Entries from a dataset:
########

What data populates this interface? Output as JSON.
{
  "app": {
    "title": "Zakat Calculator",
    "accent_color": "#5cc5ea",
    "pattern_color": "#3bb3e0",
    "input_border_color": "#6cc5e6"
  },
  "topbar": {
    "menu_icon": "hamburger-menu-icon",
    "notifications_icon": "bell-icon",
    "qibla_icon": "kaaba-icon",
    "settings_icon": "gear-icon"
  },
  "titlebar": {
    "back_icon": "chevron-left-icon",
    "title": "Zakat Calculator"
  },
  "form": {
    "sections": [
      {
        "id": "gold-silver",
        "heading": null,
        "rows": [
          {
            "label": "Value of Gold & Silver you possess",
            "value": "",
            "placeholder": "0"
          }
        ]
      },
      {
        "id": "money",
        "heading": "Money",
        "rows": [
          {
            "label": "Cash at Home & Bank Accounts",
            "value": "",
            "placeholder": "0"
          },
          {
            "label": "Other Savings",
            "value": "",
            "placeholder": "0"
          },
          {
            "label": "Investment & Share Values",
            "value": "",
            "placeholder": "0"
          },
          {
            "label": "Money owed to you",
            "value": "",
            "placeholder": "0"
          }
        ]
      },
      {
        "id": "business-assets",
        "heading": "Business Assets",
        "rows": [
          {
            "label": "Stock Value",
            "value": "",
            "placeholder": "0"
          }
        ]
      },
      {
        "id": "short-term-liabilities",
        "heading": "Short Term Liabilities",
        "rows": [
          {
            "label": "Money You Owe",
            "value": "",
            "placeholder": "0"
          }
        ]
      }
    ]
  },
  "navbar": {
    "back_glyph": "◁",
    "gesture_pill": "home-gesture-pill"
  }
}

########

Problem requirements:
Go through the listing and print each line exactly as it appears.

Reply to the exercise:
What data populates this interface? Output as JSON.
{
  "app": {
    "title": "Zakat Calculator",
    "accent_color": "#5cc5ea",
    "pattern_color": "#3bb3e0",
    "input_border_color": "#6cc5e6"
  },
  "topbar": {
    "menu_icon": "hamburger-menu-icon",
    "notifications_icon": "bell-icon",
    "qibla_icon": "kaaba-icon",
    "settings_icon": "gear-icon"
  },
  "titlebar": {
    "back_icon": "chevron-left-icon",
    "title": "Zakat Calculator"
  },
  "form": {
    "sections": [
      {
        "id": "gold-silver",
        "heading": null,
        "rows": [
          {
            "label": "Value of Gold & Silver you possess",
            "value": "",
            "placeholder": "0"
          }
        ]
      },
      {
        "id": "money",
        "heading": "Money",
        "rows": [
          {
            "label": "Cash at Home & Bank Accounts",
            "value": "",
            "placeholder": "0"
          },
          {
            "label": "Other Savings",
            "value": "",
            "placeholder": "0"
          },
          {
            "label": "Investment & Share Values",
            "value": "",
            "placeholder": "0"
          },
          {
            "label": "Money owed to you",
            "value": "",
            "placeholder": "0"
          }
        ]
      },
      {
        "id": "business-assets",
        "heading": "Business Assets",
        "rows": [
          {
            "label": "Stock Value",
            "value": "",
            "placeholder": "0"
          }
        ]
      },
      {
        "id": "short-term-liabilities",
        "heading": "Short Term Liabilities",
        "rows": [
          {
            "label": "Money You Owe",
            "value": "",
            "placeholder": "0"
          }
        ]
      }
    ]
  },
  "navbar": {
    "back_glyph": "◁",
    "gesture_pill": "home-gesture-pill"
  }
}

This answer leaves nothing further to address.